# start of Recorded data
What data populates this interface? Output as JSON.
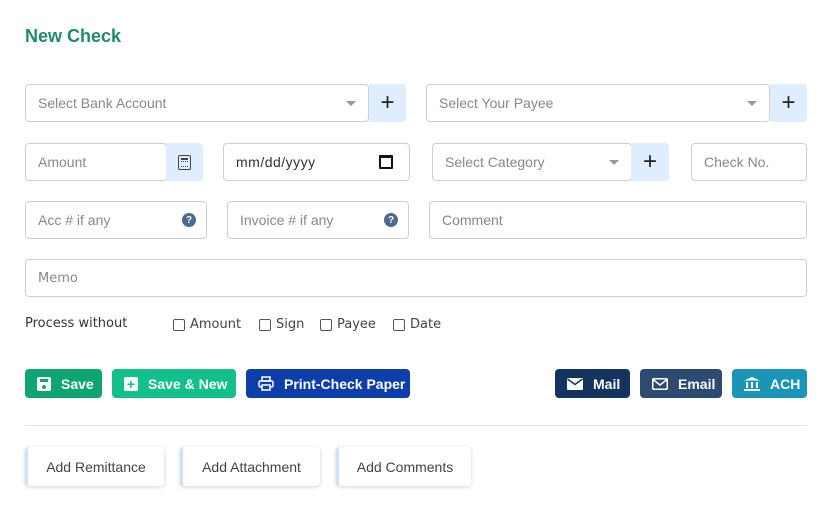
{
  "title": "New Check",
  "row1": {
    "bank_account": {
      "placeholder": "Select Bank Account"
    },
    "payee": {
      "placeholder": "Select Your Payee"
    },
    "add_label": "+"
  },
  "row2": {
    "amount": {
      "placeholder": "Amount"
    },
    "date": {
      "placeholder": "mm/dd/yyyy"
    },
    "category": {
      "placeholder": "Select Category"
    },
    "check_no": {
      "placeholder": "Check No."
    },
    "add_label": "+"
  },
  "row3": {
    "acc": {
      "placeholder": "Acc # if any"
    },
    "invoice": {
      "placeholder": "Invoice # if any"
    },
    "comment": {
      "placeholder": "Comment"
    },
    "help_label": "?"
  },
  "memo": {
    "placeholder": "Memo"
  },
  "process_without": {
    "label": "Process without",
    "options": [
      {
        "label": "Amount",
        "checked": false
      },
      {
        "label": "Sign",
        "checked": false
      },
      {
        "label": "Payee",
        "checked": false
      },
      {
        "label": "Date",
        "checked": false
      }
    ]
  },
  "actions": {
    "save": "Save",
    "save_new": "Save & New",
    "print": "Print-Check Paper",
    "mail": "Mail",
    "email": "Email",
    "ach": "ACH"
  },
  "extras": {
    "remittance": "Add Remittance",
    "attachment": "Add Attachment",
    "comments": "Add Comments"
  },
  "colors": {
    "title": "#1f8a70",
    "save": "#0fa573",
    "save_new": "#13bf8b",
    "print": "#0e3eaa",
    "mail": "#12345f",
    "email": "#2d4a70",
    "ach": "#1a94b7",
    "addon_bg": "#dfeeff"
  }
}
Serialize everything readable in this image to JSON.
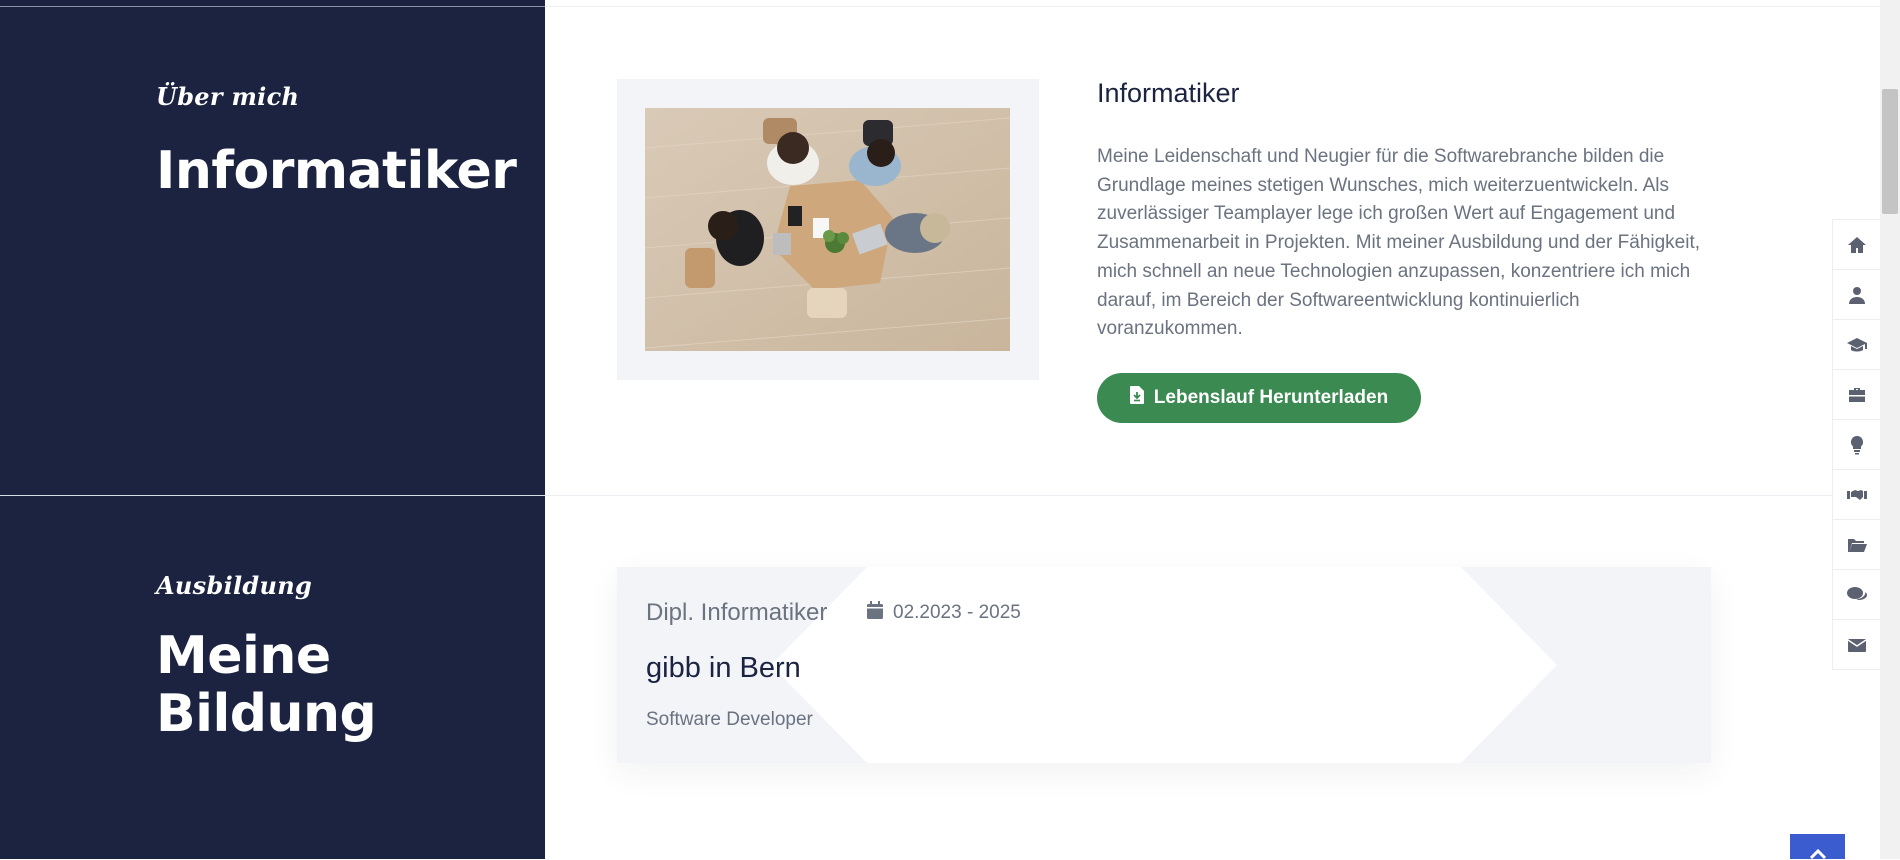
{
  "about": {
    "subtitle": "Über mich",
    "title": "Informatiker",
    "heading": "Informatiker",
    "text": "Meine Leidenschaft und Neugier für die Softwarebranche bilden die Grundlage meines stetigen Wunsches, mich weiterzuentwickeln. Als zuverlässiger Teamplayer lege ich großen Wert auf Engagement und Zusammenarbeit in Projekten. Mit meiner Ausbildung und der Fähigkeit, mich schnell an neue Technologien anzupassen, konzentriere ich mich darauf, im Bereich der Softwareentwicklung kontinuierlich voranzukommen.",
    "button_label": "Lebenslauf Herunterladen",
    "button_icon": "file-download-icon"
  },
  "education": {
    "subtitle": "Ausbildung",
    "title_line1": "Meine",
    "title_line2": "Bildung",
    "items": [
      {
        "degree": "Dipl. Informatiker",
        "date": "02.2023 - 2025",
        "school": "gibb in Bern",
        "role": "Software Developer"
      }
    ]
  },
  "side_nav": {
    "icons": [
      "home-icon",
      "user-icon",
      "graduation-cap-icon",
      "briefcase-icon",
      "lightbulb-icon",
      "handshake-icon",
      "folder-open-icon",
      "comments-icon",
      "envelope-icon"
    ]
  },
  "colors": {
    "panel_bg": "#1b2340",
    "accent_green": "#3a8a52",
    "accent_blue": "#3b5ccf"
  }
}
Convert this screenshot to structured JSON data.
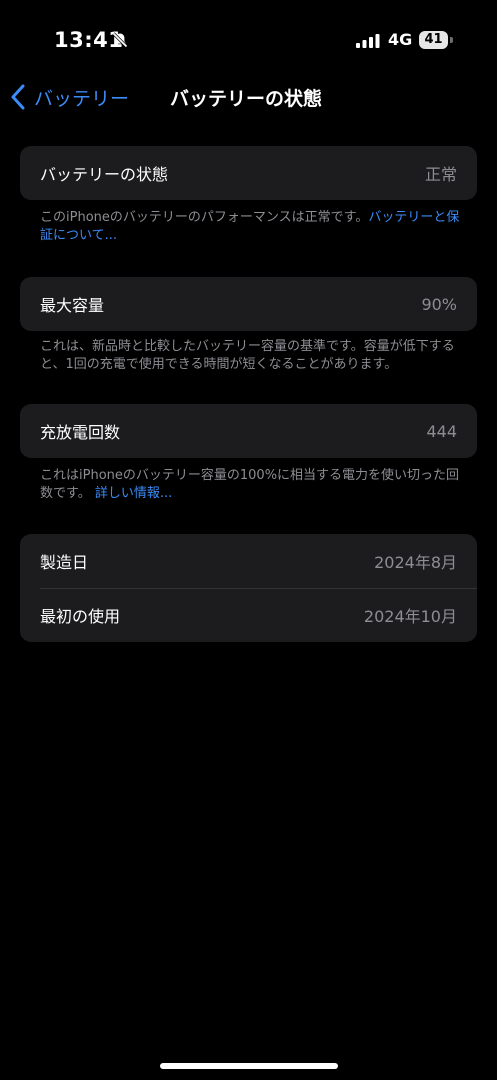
{
  "status_bar": {
    "time": "13:41",
    "network": "4G",
    "battery_level": "41",
    "icons": [
      "bell-slash-icon",
      "cellular-signal-icon",
      "battery-icon"
    ]
  },
  "nav": {
    "back_label": "バッテリー",
    "title": "バッテリーの状態",
    "back_icon": "chevron-left-icon"
  },
  "health": {
    "label": "バッテリーの状態",
    "value": "正常",
    "footer_text": "このiPhoneのバッテリーのパフォーマンスは正常です。",
    "footer_link": "バッテリーと保証について..."
  },
  "capacity": {
    "label": "最大容量",
    "value": "90%",
    "footer_text": "これは、新品時と比較したバッテリー容量の基準です。容量が低下すると、1回の充電で使用できる時間が短くなることがあります。"
  },
  "cycles": {
    "label": "充放電回数",
    "value": "444",
    "footer_text": "これはiPhoneのバッテリー容量の100%に相当する電力を使い切った回数です。",
    "footer_link": "詳しい情報..."
  },
  "info": {
    "manufacture_label": "製造日",
    "manufacture_value": "2024年8月",
    "first_use_label": "最初の使用",
    "first_use_value": "2024年10月"
  },
  "colors": {
    "background": "#000000",
    "cell": "#1c1c1e",
    "accent": "#3c8bf6",
    "secondary_text": "#8d8d93"
  }
}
# end of Recorded data
Give the data again exactly as written, with all pictures left out.

• **Result for this exercise**:
What data populates this interface? Output as JSON.
{
  "title": "New Check",
  "row1": {
    "bank_account": {
      "placeholder": "Select Bank Account"
    },
    "payee": {
      "placeholder": "Select Your Payee"
    },
    "add_label": "+"
  },
  "row2": {
    "amount": {
      "placeholder": "Amount"
    },
    "date": {
      "placeholder": "mm/dd/yyyy"
    },
    "category": {
      "placeholder": "Select Category"
    },
    "check_no": {
      "placeholder": "Check No."
    },
    "add_label": "+"
  },
  "row3": {
    "acc": {
      "placeholder": "Acc # if any"
    },
    "invoice": {
      "placeholder": "Invoice # if any"
    },
    "comment": {
      "placeholder": "Comment"
    },
    "help_label": "?"
  },
  "memo": {
    "placeholder": "Memo"
  },
  "process_without": {
    "label": "Process without",
    "options": [
      {
        "label": "Amount",
        "checked": false
      },
      {
        "label": "Sign",
        "checked": false
      },
      {
        "label": "Payee",
        "checked": false
      },
      {
        "label": "Date",
        "checked": false
      }
    ]
  },
  "actions": {
    "save": "Save",
    "save_new": "Save & New",
    "print": "Print-Check Paper",
    "mail": "Mail",
    "email": "Email",
    "ach": "ACH"
  },
  "extras": {
    "remittance": "Add Remittance",
    "attachment": "Add Attachment",
    "comments": "Add Comments"
  },
  "colors": {
    "title": "#1f8a70",
    "save": "#0fa573",
    "save_new": "#13bf8b",
    "print": "#0e3eaa",
    "mail": "#12345f",
    "email": "#2d4a70",
    "ach": "#1a94b7",
    "addon_bg": "#dfeeff"
  }
}
Serialize everything readable in this image to JSON.
{
  "about": {
    "subtitle": "Über mich",
    "title": "Informatiker",
    "heading": "Informatiker",
    "text": "Meine Leidenschaft und Neugier für die Softwarebranche bilden die Grundlage meines stetigen Wunsches, mich weiterzuentwickeln. Als zuverlässiger Teamplayer lege ich großen Wert auf Engagement und Zusammenarbeit in Projekten. Mit meiner Ausbildung und der Fähigkeit, mich schnell an neue Technologien anzupassen, konzentriere ich mich darauf, im Bereich der Softwareentwicklung kontinuierlich voranzukommen.",
    "button_label": "Lebenslauf Herunterladen",
    "button_icon": "file-download-icon"
  },
  "education": {
    "subtitle": "Ausbildung",
    "title_line1": "Meine",
    "title_line2": "Bildung",
    "items": [
      {
        "degree": "Dipl. Informatiker",
        "date": "02.2023 - 2025",
        "school": "gibb in Bern",
        "role": "Software Developer"
      }
    ]
  },
  "side_nav": {
    "icons": [
      "home-icon",
      "user-icon",
      "graduation-cap-icon",
      "briefcase-icon",
      "lightbulb-icon",
      "handshake-icon",
      "folder-open-icon",
      "comments-icon",
      "envelope-icon"
    ]
  },
  "colors": {
    "panel_bg": "#1b2340",
    "accent_green": "#3a8a52",
    "accent_blue": "#3b5ccf"
  }
}
Convert this screenshot to structured JSON data.
{
  "status_bar": {
    "time": "13:41",
    "network": "4G",
    "battery_level": "41",
    "icons": [
      "bell-slash-icon",
      "cellular-signal-icon",
      "battery-icon"
    ]
  },
  "nav": {
    "back_label": "バッテリー",
    "title": "バッテリーの状態",
    "back_icon": "chevron-left-icon"
  },
  "health": {
    "label": "バッテリーの状態",
    "value": "正常",
    "footer_text": "このiPhoneのバッテリーのパフォーマンスは正常です。",
    "footer_link": "バッテリーと保証について..."
  },
  "capacity": {
    "label": "最大容量",
    "value": "90%",
    "footer_text": "これは、新品時と比較したバッテリー容量の基準です。容量が低下すると、1回の充電で使用できる時間が短くなることがあります。"
  },
  "cycles": {
    "label": "充放電回数",
    "value": "444",
    "footer_text": "これはiPhoneのバッテリー容量の100%に相当する電力を使い切った回数です。",
    "footer_link": "詳しい情報..."
  },
  "info": {
    "manufacture_label": "製造日",
    "manufacture_value": "2024年8月",
    "first_use_label": "最初の使用",
    "first_use_value": "2024年10月"
  },
  "colors": {
    "background": "#000000",
    "cell": "#1c1c1e",
    "accent": "#3c8bf6",
    "secondary_text": "#8d8d93"
  }
}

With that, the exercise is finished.